------ Records provided

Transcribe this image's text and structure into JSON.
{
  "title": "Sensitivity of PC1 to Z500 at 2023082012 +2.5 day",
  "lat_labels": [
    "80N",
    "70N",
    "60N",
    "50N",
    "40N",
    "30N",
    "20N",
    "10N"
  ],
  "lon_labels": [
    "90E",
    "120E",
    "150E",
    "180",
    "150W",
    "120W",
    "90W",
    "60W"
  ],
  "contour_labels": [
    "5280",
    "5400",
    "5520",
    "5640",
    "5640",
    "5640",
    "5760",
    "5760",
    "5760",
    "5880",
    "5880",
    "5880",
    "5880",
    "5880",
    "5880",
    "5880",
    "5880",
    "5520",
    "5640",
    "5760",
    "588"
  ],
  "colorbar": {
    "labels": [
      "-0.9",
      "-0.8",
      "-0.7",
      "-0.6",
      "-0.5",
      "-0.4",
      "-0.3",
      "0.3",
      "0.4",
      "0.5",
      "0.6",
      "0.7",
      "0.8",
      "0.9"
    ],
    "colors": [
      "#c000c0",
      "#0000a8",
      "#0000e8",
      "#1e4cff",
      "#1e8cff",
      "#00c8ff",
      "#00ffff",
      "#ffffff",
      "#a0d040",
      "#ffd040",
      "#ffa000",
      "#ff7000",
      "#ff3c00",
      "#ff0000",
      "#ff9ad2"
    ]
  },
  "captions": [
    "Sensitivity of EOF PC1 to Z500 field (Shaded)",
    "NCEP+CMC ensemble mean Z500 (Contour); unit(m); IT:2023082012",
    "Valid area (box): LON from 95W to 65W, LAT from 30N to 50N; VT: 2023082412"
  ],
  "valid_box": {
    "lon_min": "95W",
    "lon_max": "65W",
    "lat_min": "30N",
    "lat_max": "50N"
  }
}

------------

Exercise aim = Output the listing above without altering a single character.

Reply to the task =
Transcribe this image's text and structure into JSON.
{
  "title": "Sensitivity of PC1 to Z500 at 2023082012 +2.5 day",
  "lat_labels": [
    "80N",
    "70N",
    "60N",
    "50N",
    "40N",
    "30N",
    "20N",
    "10N"
  ],
  "lon_labels": [
    "90E",
    "120E",
    "150E",
    "180",
    "150W",
    "120W",
    "90W",
    "60W"
  ],
  "contour_labels": [
    "5280",
    "5400",
    "5520",
    "5640",
    "5640",
    "5640",
    "5760",
    "5760",
    "5760",
    "5880",
    "5880",
    "5880",
    "5880",
    "5880",
    "5880",
    "5880",
    "5880",
    "5520",
    "5640",
    "5760",
    "588"
  ],
  "colorbar": {
    "labels": [
      "-0.9",
      "-0.8",
      "-0.7",
      "-0.6",
      "-0.5",
      "-0.4",
      "-0.3",
      "0.3",
      "0.4",
      "0.5",
      "0.6",
      "0.7",
      "0.8",
      "0.9"
    ],
    "colors": [
      "#c000c0",
      "#0000a8",
      "#0000e8",
      "#1e4cff",
      "#1e8cff",
      "#00c8ff",
      "#00ffff",
      "#ffffff",
      "#a0d040",
      "#ffd040",
      "#ffa000",
      "#ff7000",
      "#ff3c00",
      "#ff0000",
      "#ff9ad2"
    ]
  },
  "captions": [
    "Sensitivity of EOF PC1 to Z500 field (Shaded)",
    "NCEP+CMC ensemble mean Z500 (Contour); unit(m); IT:2023082012",
    "Valid area (box): LON from 95W to 65W, LAT from 30N to 50N; VT: 2023082412"
  ],
  "valid_box": {
    "lon_min": "95W",
    "lon_max": "65W",
    "lat_min": "30N",
    "lat_max": "50N"
  }
}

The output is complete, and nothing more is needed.